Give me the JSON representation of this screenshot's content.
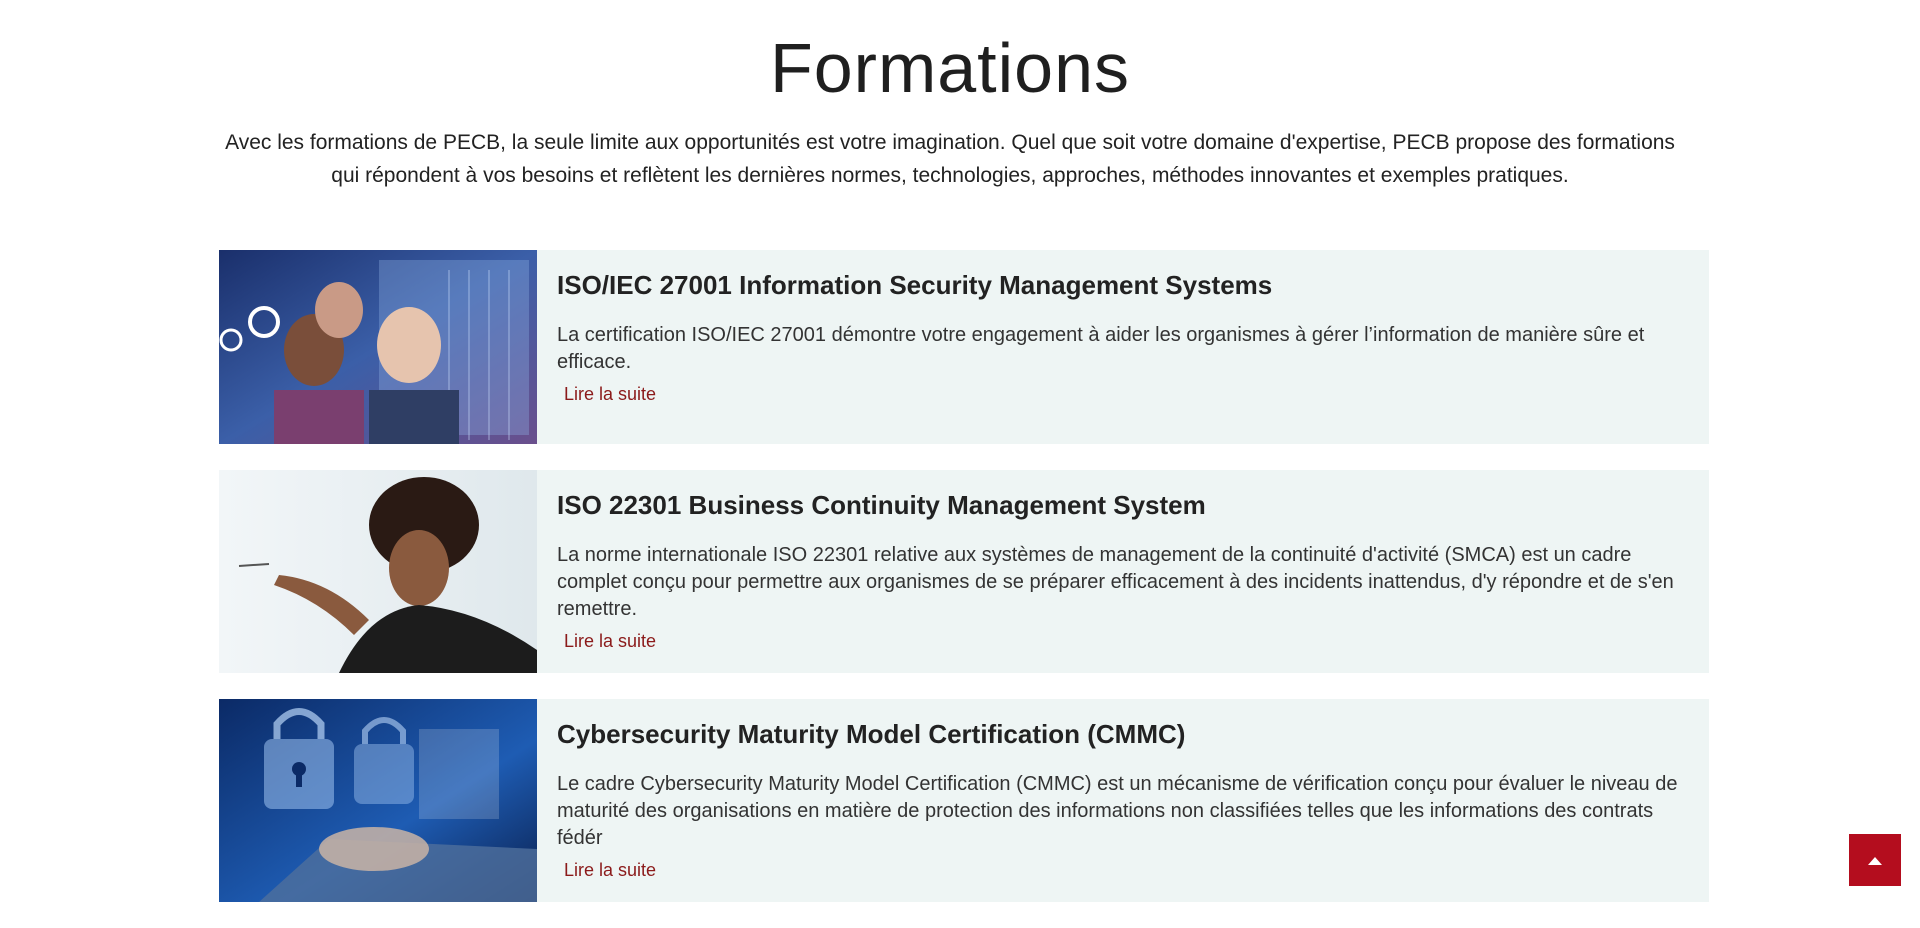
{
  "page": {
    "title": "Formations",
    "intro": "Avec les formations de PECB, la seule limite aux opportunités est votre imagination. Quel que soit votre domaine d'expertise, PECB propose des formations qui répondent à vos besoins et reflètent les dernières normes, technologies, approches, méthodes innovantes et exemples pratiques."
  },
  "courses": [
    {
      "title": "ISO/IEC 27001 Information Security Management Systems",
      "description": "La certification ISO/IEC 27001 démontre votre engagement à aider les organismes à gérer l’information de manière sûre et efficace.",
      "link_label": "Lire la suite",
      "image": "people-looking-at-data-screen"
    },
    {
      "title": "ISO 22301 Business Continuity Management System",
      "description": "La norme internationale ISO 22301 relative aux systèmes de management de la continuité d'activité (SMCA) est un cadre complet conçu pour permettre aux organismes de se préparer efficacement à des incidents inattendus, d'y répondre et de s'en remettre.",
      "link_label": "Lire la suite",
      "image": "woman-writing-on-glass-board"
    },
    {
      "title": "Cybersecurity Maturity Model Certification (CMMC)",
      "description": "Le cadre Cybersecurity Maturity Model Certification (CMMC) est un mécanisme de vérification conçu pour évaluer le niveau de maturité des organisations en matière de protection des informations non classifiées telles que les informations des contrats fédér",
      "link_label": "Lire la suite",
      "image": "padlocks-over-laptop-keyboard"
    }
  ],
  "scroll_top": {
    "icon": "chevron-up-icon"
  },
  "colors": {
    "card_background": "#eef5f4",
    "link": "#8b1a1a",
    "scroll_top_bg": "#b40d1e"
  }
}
- - -
Short task: Identify the lines above that contain the word "title", then copy them.

Solved problem:
    "title": "Formations",
      "title": "ISO/IEC 27001 Information Security Management Systems",
      "title": "ISO 22301 Business Continuity Management System",
      "title": "Cybersecurity Maturity Model Certification (CMMC)",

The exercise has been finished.